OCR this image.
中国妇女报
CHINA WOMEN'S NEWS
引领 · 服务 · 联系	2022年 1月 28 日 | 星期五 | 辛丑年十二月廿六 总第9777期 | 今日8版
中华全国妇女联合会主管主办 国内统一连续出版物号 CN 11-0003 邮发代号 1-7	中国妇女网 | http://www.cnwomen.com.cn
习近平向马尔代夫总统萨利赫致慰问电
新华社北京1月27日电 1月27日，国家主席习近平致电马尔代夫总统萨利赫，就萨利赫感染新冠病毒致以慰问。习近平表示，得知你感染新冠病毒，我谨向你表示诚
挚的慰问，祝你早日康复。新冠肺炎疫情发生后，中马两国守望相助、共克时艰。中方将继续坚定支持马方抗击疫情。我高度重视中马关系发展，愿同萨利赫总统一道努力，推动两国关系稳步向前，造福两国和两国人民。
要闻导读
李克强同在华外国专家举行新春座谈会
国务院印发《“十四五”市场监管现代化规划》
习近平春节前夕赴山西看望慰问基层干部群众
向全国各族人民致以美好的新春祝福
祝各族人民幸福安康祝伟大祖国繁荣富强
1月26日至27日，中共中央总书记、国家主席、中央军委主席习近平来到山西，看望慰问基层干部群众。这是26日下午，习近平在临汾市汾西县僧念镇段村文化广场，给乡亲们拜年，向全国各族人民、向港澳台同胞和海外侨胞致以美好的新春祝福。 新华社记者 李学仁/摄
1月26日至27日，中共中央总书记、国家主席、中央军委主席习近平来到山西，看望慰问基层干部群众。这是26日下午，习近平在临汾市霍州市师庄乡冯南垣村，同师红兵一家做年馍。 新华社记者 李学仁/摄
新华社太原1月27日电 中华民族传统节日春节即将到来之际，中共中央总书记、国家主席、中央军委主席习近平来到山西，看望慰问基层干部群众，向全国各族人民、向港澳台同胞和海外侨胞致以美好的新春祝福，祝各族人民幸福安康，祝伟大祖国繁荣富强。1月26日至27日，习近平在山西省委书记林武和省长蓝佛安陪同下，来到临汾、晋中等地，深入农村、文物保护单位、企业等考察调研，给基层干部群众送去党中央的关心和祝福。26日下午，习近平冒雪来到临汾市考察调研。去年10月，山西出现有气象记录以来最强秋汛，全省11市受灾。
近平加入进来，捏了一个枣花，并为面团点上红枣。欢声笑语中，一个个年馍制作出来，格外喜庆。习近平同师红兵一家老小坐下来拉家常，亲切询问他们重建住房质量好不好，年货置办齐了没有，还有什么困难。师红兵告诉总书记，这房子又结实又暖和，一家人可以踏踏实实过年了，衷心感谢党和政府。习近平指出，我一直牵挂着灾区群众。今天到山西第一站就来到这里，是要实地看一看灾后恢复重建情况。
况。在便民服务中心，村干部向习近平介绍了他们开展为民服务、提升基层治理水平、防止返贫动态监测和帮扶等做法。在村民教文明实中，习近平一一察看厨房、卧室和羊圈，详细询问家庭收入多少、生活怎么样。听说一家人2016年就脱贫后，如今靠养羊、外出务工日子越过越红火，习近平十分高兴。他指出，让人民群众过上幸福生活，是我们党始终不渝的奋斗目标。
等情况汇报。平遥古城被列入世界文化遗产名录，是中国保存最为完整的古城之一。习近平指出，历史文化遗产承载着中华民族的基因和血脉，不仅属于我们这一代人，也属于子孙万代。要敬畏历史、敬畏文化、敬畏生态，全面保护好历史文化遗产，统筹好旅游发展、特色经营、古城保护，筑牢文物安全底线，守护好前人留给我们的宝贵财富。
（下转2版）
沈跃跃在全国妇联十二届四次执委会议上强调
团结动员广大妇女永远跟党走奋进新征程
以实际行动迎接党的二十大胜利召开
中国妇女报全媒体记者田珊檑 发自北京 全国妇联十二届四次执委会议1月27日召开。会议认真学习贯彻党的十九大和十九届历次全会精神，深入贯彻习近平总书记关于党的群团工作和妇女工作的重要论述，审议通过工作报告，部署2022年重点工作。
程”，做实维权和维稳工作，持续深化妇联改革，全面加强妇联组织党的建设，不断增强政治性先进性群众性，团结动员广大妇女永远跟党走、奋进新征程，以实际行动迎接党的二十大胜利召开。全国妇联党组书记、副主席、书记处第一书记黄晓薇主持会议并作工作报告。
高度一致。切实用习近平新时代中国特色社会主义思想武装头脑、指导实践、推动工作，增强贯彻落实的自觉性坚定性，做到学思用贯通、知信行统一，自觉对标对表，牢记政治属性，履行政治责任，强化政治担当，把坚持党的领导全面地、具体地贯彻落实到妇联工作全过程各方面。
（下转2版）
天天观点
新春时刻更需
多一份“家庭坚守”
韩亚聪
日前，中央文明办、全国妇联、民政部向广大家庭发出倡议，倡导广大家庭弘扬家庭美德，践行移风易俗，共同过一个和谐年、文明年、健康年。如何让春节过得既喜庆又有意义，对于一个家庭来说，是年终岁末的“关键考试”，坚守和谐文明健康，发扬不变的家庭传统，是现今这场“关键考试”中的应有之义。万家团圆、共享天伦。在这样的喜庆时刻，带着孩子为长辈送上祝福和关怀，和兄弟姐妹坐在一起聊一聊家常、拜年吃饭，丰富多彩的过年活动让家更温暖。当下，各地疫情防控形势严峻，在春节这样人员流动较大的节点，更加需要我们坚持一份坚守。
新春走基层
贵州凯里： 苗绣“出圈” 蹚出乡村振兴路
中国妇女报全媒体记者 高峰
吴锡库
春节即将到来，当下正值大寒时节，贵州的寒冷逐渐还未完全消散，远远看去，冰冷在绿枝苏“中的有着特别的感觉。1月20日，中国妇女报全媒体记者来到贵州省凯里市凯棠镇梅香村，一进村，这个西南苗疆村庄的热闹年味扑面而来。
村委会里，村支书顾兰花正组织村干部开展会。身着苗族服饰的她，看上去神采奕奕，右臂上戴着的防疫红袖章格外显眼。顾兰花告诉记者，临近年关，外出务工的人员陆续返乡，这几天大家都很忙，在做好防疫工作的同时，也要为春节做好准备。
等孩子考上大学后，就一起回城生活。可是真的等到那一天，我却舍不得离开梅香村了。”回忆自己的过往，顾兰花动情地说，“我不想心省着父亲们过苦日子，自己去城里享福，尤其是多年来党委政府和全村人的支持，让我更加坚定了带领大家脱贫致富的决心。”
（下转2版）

**Task**
Return the lines above exactly, keeping every word.

**Worked solution**
OCR this image.
中国妇女报
CHINA WOMEN'S NEWS
引领 · 服务 · 联系	2022年 1月 28 日 | 星期五 | 辛丑年十二月廿六 总第9777期 | 今日8版
中华全国妇女联合会主管主办 国内统一连续出版物号 CN 11-0003 邮发代号 1-7	中国妇女网 | http://www.cnwomen.com.cn
习近平向马尔代夫总统萨利赫致慰问电
新华社北京1月27日电 1月27日，国家主席习近平致电马尔代夫总统萨利赫，就萨利赫感染新冠病毒致以慰问。习近平表示，得知你感染新冠病毒，我谨向你表示诚
挚的慰问，祝你早日康复。新冠肺炎疫情发生后，中马两国守望相助、共克时艰。中方将继续坚定支持马方抗击疫情。我高度重视中马关系发展，愿同萨利赫总统一道努力，推动两国关系稳步向前，造福两国和两国人民。
要闻导读
李克强同在华外国专家举行新春座谈会
国务院印发《“十四五”市场监管现代化规划》
习近平春节前夕赴山西看望慰问基层干部群众
向全国各族人民致以美好的新春祝福
祝各族人民幸福安康祝伟大祖国繁荣富强
1月26日至27日，中共中央总书记、国家主席、中央军委主席习近平来到山西，看望慰问基层干部群众。这是26日下午，习近平在临汾市汾西县僧念镇段村文化广场，给乡亲们拜年，向全国各族人民、向港澳台同胞和海外侨胞致以美好的新春祝福。 新华社记者 李学仁/摄
1月26日至27日，中共中央总书记、国家主席、中央军委主席习近平来到山西，看望慰问基层干部群众。这是26日下午，习近平在临汾市霍州市师庄乡冯南垣村，同师红兵一家做年馍。 新华社记者 李学仁/摄
新华社太原1月27日电 中华民族传统节日春节即将到来之际，中共中央总书记、国家主席、中央军委主席习近平来到山西，看望慰问基层干部群众，向全国各族人民、向港澳台同胞和海外侨胞致以美好的新春祝福，祝各族人民幸福安康，祝伟大祖国繁荣富强。1月26日至27日，习近平在山西省委书记林武和省长蓝佛安陪同下，来到临汾、晋中等地，深入农村、文物保护单位、企业等考察调研，给基层干部群众送去党中央的关心和祝福。26日下午，习近平冒雪来到临汾市考察调研。去年10月，山西出现有气象记录以来最强秋汛，全省11市受灾。
近平加入进来，捏了一个枣花，并为面团点上红枣。欢声笑语中，一个个年馍制作出来，格外喜庆。习近平同师红兵一家老小坐下来拉家常，亲切询问他们重建住房质量好不好，年货置办齐了没有，还有什么困难。师红兵告诉总书记，这房子又结实又暖和，一家人可以踏踏实实过年了，衷心感谢党和政府。习近平指出，我一直牵挂着灾区群众。今天到山西第一站就来到这里，是要实地看一看灾后恢复重建情况。
况。在便民服务中心，村干部向习近平介绍了他们开展为民服务、提升基层治理水平、防止返贫动态监测和帮扶等做法。在村民教文明实中，习近平一一察看厨房、卧室和羊圈，详细询问家庭收入多少、生活怎么样。听说一家人2016年就脱贫后，如今靠养羊、外出务工日子越过越红火，习近平十分高兴。他指出，让人民群众过上幸福生活，是我们党始终不渝的奋斗目标。
等情况汇报。平遥古城被列入世界文化遗产名录，是中国保存最为完整的古城之一。习近平指出，历史文化遗产承载着中华民族的基因和血脉，不仅属于我们这一代人，也属于子孙万代。要敬畏历史、敬畏文化、敬畏生态，全面保护好历史文化遗产，统筹好旅游发展、特色经营、古城保护，筑牢文物安全底线，守护好前人留给我们的宝贵财富。
（下转2版）
沈跃跃在全国妇联十二届四次执委会议上强调
团结动员广大妇女永远跟党走奋进新征程
以实际行动迎接党的二十大胜利召开
中国妇女报全媒体记者田珊檑 发自北京 全国妇联十二届四次执委会议1月27日召开。会议认真学习贯彻党的十九大和十九届历次全会精神，深入贯彻习近平总书记关于党的群团工作和妇女工作的重要论述，审议通过工作报告，部署2022年重点工作。
程”，做实维权和维稳工作，持续深化妇联改革，全面加强妇联组织党的建设，不断增强政治性先进性群众性，团结动员广大妇女永远跟党走、奋进新征程，以实际行动迎接党的二十大胜利召开。全国妇联党组书记、副主席、书记处第一书记黄晓薇主持会议并作工作报告。
高度一致。切实用习近平新时代中国特色社会主义思想武装头脑、指导实践、推动工作，增强贯彻落实的自觉性坚定性，做到学思用贯通、知信行统一，自觉对标对表，牢记政治属性，履行政治责任，强化政治担当，把坚持党的领导全面地、具体地贯彻落实到妇联工作全过程各方面。
（下转2版）
天天观点
新春时刻更需
多一份“家庭坚守”
韩亚聪
日前，中央文明办、全国妇联、民政部向广大家庭发出倡议，倡导广大家庭弘扬家庭美德，践行移风易俗，共同过一个和谐年、文明年、健康年。如何让春节过得既喜庆又有意义，对于一个家庭来说，是年终岁末的“关键考试”，坚守和谐文明健康，发扬不变的家庭传统，是现今这场“关键考试”中的应有之义。万家团圆、共享天伦。在这样的喜庆时刻，带着孩子为长辈送上祝福和关怀，和兄弟姐妹坐在一起聊一聊家常、拜年吃饭，丰富多彩的过年活动让家更温暖。当下，各地疫情防控形势严峻，在春节这样人员流动较大的节点，更加需要我们坚持一份坚守。
新春走基层
贵州凯里： 苗绣“出圈” 蹚出乡村振兴路
中国妇女报全媒体记者 高峰
吴锡库
春节即将到来，当下正值大寒时节，贵州的寒冷逐渐还未完全消散，远远看去，冰冷在绿枝苏“中的有着特别的感觉。1月20日，中国妇女报全媒体记者来到贵州省凯里市凯棠镇梅香村，一进村，这个西南苗疆村庄的热闹年味扑面而来。
村委会里，村支书顾兰花正组织村干部开展会。身着苗族服饰的她，看上去神采奕奕，右臂上戴着的防疫红袖章格外显眼。顾兰花告诉记者，临近年关，外出务工的人员陆续返乡，这几天大家都很忙，在做好防疫工作的同时，也要为春节做好准备。
等孩子考上大学后，就一起回城生活。可是真的等到那一天，我却舍不得离开梅香村了。”回忆自己的过往，顾兰花动情地说，“我不想心省着父亲们过苦日子，自己去城里享福，尤其是多年来党委政府和全村人的支持，让我更加坚定了带领大家脱贫致富的决心。”
（下转2版）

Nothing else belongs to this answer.